Exercise objective => You are to retype all of the data exactly as it appears.

Dataset excerpts =>
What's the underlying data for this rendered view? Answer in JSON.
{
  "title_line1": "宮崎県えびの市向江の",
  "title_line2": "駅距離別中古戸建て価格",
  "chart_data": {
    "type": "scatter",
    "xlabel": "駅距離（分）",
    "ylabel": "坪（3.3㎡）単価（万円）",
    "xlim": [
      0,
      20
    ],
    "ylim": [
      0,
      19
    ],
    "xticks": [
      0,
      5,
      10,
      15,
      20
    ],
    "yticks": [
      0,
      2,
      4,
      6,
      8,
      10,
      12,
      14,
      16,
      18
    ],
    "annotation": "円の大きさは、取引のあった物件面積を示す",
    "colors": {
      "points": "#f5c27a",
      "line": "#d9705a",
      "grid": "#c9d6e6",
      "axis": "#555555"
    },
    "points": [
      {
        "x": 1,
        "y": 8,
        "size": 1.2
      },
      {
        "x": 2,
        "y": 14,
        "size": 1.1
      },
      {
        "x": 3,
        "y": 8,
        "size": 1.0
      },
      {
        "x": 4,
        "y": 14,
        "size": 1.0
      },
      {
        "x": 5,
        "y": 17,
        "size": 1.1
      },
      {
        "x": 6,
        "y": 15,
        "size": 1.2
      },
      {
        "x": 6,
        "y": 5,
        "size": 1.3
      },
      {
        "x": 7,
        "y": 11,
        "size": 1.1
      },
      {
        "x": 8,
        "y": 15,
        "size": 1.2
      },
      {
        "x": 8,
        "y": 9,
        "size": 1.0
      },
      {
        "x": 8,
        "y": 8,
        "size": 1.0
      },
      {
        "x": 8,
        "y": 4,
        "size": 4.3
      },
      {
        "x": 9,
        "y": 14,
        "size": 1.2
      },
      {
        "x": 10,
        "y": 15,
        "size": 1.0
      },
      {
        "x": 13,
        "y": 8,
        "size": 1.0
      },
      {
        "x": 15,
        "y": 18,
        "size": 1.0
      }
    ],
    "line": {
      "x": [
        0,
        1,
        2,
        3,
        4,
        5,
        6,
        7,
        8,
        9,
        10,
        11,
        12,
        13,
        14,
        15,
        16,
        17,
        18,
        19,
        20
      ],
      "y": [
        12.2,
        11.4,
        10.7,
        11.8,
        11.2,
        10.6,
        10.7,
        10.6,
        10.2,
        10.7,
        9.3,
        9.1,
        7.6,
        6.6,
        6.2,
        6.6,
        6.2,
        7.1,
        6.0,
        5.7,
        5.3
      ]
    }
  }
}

Full response =>
What's the underlying data for this rendered view? Answer in JSON.
{
  "title_line1": "宮崎県えびの市向江の",
  "title_line2": "駅距離別中古戸建て価格",
  "chart_data": {
    "type": "scatter",
    "xlabel": "駅距離（分）",
    "ylabel": "坪（3.3㎡）単価（万円）",
    "xlim": [
      0,
      20
    ],
    "ylim": [
      0,
      19
    ],
    "xticks": [
      0,
      5,
      10,
      15,
      20
    ],
    "yticks": [
      0,
      2,
      4,
      6,
      8,
      10,
      12,
      14,
      16,
      18
    ],
    "annotation": "円の大きさは、取引のあった物件面積を示す",
    "colors": {
      "points": "#f5c27a",
      "line": "#d9705a",
      "grid": "#c9d6e6",
      "axis": "#555555"
    },
    "points": [
      {
        "x": 1,
        "y": 8,
        "size": 1.2
      },
      {
        "x": 2,
        "y": 14,
        "size": 1.1
      },
      {
        "x": 3,
        "y": 8,
        "size": 1.0
      },
      {
        "x": 4,
        "y": 14,
        "size": 1.0
      },
      {
        "x": 5,
        "y": 17,
        "size": 1.1
      },
      {
        "x": 6,
        "y": 15,
        "size": 1.2
      },
      {
        "x": 6,
        "y": 5,
        "size": 1.3
      },
      {
        "x": 7,
        "y": 11,
        "size": 1.1
      },
      {
        "x": 8,
        "y": 15,
        "size": 1.2
      },
      {
        "x": 8,
        "y": 9,
        "size": 1.0
      },
      {
        "x": 8,
        "y": 8,
        "size": 1.0
      },
      {
        "x": 8,
        "y": 4,
        "size": 4.3
      },
      {
        "x": 9,
        "y": 14,
        "size": 1.2
      },
      {
        "x": 10,
        "y": 15,
        "size": 1.0
      },
      {
        "x": 13,
        "y": 8,
        "size": 1.0
      },
      {
        "x": 15,
        "y": 18,
        "size": 1.0
      }
    ],
    "line": {
      "x": [
        0,
        1,
        2,
        3,
        4,
        5,
        6,
        7,
        8,
        9,
        10,
        11,
        12,
        13,
        14,
        15,
        16,
        17,
        18,
        19,
        20
      ],
      "y": [
        12.2,
        11.4,
        10.7,
        11.8,
        11.2,
        10.6,
        10.7,
        10.6,
        10.2,
        10.7,
        9.3,
        9.1,
        7.6,
        6.6,
        6.2,
        6.6,
        6.2,
        7.1,
        6.0,
        5.7,
        5.3
      ]
    }
  }
}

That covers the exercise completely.